Given task
Look through the entries below and report how many lines hold the string "master". Only the number is wanted.

** START OF Material for this exercise **

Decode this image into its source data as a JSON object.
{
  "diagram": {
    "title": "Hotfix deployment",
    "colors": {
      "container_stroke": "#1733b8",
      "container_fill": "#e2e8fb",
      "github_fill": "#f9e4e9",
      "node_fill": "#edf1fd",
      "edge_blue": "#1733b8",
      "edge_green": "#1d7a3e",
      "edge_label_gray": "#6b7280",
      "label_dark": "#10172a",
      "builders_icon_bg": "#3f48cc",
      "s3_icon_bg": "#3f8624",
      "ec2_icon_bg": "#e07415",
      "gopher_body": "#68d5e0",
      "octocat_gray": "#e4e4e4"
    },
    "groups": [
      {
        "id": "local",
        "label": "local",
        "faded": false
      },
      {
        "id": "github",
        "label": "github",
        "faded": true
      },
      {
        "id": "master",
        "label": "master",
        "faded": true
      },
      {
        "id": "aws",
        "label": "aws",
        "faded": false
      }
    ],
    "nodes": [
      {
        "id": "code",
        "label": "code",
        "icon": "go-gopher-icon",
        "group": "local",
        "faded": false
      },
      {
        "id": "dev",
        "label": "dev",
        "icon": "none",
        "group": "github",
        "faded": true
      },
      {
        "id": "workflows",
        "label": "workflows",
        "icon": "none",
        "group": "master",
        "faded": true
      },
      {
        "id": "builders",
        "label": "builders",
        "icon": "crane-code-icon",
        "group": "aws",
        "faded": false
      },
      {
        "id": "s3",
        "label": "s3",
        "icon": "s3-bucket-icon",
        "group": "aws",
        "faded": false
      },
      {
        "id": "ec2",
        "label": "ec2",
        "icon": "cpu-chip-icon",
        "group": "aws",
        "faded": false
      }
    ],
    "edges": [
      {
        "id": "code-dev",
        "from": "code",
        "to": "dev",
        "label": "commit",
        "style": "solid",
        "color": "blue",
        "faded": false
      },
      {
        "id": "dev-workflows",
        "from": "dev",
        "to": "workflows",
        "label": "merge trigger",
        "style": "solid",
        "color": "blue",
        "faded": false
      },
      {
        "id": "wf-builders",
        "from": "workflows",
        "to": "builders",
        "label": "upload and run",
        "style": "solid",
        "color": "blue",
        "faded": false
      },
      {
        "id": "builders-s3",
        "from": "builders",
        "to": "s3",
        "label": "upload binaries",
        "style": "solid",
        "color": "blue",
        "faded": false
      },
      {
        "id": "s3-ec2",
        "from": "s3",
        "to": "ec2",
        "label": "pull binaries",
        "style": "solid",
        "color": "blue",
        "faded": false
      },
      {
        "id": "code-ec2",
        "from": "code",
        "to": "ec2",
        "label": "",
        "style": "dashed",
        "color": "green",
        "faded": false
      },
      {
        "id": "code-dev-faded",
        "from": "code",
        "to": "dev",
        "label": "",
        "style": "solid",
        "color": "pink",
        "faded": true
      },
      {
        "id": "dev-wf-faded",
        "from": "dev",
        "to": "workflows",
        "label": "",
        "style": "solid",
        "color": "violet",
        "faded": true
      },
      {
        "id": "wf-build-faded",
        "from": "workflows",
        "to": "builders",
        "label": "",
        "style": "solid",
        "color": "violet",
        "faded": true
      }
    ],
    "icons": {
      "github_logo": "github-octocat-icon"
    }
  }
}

** END OF Material for this exercise **

Expected answer
3